**Description of the task**.
Take each line that has the word "Forecast" and return it.

**Records provided**.
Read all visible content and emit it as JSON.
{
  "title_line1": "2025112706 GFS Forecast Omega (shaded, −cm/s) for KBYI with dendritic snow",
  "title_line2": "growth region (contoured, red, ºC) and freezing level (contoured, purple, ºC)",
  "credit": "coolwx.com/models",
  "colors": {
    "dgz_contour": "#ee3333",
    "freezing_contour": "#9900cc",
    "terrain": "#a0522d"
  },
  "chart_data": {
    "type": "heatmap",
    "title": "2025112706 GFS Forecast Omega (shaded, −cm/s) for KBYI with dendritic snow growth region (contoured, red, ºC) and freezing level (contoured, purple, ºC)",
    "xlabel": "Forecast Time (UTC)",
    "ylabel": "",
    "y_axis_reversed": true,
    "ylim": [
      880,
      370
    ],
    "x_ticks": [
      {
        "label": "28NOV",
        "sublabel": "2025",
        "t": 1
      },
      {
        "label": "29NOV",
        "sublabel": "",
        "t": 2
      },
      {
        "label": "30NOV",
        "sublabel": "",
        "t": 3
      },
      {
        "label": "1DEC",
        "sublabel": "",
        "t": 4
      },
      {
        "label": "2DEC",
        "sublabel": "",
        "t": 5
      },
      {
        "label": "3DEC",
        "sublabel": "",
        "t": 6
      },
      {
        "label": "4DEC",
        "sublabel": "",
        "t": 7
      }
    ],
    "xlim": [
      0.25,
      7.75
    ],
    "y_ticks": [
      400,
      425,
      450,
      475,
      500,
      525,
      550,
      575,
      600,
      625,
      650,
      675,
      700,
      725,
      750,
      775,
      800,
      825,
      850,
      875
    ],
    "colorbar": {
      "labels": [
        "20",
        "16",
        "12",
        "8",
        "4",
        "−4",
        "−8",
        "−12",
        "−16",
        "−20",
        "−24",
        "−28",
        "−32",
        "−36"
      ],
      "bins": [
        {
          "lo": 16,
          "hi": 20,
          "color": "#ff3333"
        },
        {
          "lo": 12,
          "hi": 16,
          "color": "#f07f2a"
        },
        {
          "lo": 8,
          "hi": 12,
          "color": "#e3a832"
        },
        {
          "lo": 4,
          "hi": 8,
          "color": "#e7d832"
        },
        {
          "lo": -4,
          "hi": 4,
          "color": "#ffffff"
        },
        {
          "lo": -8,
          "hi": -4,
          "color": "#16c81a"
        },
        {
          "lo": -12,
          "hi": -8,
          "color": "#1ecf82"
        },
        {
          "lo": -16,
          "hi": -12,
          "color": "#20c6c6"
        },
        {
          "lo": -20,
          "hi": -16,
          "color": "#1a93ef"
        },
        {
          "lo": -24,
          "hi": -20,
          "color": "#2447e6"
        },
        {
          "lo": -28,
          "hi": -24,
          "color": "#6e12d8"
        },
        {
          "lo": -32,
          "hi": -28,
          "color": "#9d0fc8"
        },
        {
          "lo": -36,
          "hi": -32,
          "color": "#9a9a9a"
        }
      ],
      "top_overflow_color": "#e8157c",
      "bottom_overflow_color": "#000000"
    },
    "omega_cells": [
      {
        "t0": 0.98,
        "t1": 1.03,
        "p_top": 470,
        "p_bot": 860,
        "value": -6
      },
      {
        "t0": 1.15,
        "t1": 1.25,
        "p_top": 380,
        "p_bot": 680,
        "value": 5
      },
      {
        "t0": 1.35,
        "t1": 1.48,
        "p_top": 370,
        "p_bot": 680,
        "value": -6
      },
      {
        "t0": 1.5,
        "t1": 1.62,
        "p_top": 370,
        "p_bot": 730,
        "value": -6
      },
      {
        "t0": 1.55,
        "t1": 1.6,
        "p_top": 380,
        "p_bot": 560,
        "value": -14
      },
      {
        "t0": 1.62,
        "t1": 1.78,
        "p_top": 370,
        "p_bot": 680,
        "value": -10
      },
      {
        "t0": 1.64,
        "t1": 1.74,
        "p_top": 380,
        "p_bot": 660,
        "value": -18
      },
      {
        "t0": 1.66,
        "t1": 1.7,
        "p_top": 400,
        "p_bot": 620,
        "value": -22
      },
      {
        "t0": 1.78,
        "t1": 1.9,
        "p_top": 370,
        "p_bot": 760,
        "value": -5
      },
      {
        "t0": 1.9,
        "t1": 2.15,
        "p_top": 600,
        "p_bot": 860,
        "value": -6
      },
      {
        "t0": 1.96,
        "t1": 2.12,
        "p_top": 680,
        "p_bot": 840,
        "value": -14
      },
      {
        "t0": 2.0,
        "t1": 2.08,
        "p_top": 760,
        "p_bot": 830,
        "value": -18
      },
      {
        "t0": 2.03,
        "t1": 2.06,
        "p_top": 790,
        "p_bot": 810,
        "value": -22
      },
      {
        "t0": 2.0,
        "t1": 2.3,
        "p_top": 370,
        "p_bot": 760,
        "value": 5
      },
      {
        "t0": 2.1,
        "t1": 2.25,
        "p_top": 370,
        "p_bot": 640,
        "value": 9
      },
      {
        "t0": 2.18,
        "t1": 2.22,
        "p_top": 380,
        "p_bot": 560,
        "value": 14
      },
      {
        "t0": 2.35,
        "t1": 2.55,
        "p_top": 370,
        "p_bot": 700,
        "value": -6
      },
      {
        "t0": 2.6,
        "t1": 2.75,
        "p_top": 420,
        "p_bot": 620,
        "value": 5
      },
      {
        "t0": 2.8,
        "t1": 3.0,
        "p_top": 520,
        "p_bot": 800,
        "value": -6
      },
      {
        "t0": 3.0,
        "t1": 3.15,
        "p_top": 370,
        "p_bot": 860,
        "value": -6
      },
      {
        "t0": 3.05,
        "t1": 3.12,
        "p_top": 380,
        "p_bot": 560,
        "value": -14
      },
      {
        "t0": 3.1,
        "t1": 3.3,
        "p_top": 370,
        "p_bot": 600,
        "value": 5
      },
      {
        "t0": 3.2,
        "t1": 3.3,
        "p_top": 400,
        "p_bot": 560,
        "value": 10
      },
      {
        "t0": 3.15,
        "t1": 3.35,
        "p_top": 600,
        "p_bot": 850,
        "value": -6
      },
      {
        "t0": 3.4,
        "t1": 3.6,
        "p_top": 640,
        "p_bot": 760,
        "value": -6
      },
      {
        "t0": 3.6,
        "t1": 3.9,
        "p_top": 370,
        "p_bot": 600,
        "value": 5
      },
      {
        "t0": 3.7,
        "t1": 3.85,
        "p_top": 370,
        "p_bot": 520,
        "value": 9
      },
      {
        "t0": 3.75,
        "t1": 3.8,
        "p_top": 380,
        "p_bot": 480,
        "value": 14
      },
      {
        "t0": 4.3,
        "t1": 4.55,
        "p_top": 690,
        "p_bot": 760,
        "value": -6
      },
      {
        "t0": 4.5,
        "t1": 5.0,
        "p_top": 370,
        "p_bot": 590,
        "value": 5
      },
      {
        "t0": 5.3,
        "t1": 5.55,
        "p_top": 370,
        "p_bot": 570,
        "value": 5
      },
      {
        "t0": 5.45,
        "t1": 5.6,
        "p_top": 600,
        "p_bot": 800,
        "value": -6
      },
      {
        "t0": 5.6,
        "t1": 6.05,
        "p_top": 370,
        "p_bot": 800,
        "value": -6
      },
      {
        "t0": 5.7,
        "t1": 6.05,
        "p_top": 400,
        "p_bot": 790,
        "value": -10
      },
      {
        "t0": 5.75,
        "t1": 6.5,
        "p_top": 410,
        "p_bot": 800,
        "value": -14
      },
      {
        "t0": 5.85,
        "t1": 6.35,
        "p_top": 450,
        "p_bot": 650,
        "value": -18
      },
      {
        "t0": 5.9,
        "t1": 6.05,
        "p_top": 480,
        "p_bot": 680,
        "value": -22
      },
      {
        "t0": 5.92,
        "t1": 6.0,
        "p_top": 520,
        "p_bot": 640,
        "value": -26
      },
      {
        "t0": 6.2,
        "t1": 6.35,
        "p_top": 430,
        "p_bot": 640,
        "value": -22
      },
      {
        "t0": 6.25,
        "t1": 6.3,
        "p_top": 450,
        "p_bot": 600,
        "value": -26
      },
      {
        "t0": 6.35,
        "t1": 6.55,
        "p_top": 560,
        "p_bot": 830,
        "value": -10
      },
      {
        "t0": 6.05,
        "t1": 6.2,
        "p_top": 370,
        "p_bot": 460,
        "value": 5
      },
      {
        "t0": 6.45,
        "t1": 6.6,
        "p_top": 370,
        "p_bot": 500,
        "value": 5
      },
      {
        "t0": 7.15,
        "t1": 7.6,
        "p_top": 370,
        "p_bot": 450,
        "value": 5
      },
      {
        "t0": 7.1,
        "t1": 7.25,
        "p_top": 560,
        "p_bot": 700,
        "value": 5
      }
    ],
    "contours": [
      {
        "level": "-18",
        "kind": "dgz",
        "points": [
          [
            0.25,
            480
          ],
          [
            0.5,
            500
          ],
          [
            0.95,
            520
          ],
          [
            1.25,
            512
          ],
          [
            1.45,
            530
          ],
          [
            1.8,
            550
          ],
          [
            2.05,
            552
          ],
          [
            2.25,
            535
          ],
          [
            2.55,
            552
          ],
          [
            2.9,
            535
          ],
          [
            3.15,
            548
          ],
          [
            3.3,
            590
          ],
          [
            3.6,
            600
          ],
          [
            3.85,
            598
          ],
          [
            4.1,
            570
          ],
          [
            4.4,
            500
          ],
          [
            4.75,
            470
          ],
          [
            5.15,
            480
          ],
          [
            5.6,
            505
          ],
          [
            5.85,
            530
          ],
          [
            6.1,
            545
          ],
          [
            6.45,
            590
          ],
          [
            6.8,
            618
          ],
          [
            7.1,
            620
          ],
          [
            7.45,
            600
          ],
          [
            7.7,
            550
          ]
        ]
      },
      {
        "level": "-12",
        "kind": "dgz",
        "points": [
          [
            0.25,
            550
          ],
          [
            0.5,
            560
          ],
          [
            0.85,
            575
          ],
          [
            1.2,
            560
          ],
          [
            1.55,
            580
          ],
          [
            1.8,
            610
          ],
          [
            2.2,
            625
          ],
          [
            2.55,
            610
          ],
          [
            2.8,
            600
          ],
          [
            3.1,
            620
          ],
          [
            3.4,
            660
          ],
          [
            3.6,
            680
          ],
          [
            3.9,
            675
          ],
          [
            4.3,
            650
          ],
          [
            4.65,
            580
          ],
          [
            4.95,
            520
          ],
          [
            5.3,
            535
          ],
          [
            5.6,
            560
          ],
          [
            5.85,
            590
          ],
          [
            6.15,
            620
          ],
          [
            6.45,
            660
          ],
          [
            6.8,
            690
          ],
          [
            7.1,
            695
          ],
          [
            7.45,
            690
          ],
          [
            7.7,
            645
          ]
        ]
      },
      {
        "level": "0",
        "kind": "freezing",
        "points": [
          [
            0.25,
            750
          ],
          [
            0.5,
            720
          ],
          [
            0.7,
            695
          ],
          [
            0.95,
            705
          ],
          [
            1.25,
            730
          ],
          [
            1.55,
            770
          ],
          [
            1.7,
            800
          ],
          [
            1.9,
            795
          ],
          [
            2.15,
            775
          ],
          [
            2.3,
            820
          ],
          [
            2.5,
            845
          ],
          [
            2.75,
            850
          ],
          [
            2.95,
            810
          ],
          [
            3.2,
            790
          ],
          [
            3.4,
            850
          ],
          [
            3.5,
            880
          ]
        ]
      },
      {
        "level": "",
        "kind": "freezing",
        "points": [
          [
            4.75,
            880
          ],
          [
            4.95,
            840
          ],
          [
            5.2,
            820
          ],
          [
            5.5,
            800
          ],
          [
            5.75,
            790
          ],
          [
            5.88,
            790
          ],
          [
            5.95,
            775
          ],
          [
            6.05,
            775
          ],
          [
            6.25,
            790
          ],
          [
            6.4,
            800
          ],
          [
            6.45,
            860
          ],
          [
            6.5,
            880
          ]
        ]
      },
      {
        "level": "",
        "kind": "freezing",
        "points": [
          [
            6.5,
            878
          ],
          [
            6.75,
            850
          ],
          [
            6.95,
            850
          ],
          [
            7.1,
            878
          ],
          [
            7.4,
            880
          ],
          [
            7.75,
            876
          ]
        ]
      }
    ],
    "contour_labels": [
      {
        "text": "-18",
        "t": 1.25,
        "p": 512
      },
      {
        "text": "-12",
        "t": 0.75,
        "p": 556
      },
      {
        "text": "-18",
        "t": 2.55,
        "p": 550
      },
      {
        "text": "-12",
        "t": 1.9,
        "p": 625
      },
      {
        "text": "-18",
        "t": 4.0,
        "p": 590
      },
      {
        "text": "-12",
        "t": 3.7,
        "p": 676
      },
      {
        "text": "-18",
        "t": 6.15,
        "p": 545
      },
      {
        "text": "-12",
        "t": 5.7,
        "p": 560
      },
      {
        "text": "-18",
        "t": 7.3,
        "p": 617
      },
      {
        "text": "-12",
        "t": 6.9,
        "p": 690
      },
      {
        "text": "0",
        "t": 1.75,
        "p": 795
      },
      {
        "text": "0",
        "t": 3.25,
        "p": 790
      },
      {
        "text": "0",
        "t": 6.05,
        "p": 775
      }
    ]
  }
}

**Output below**.
  "title_line1": "2025112706 GFS Forecast Omega (shaded, −cm/s) for KBYI with dendritic snow",
    "title": "2025112706 GFS Forecast Omega (shaded, −cm/s) for KBYI with dendritic snow growth region (contoured, red, ºC) and freezing level (contoured, purple, ºC)",
    "xlabel": "Forecast Time (UTC)",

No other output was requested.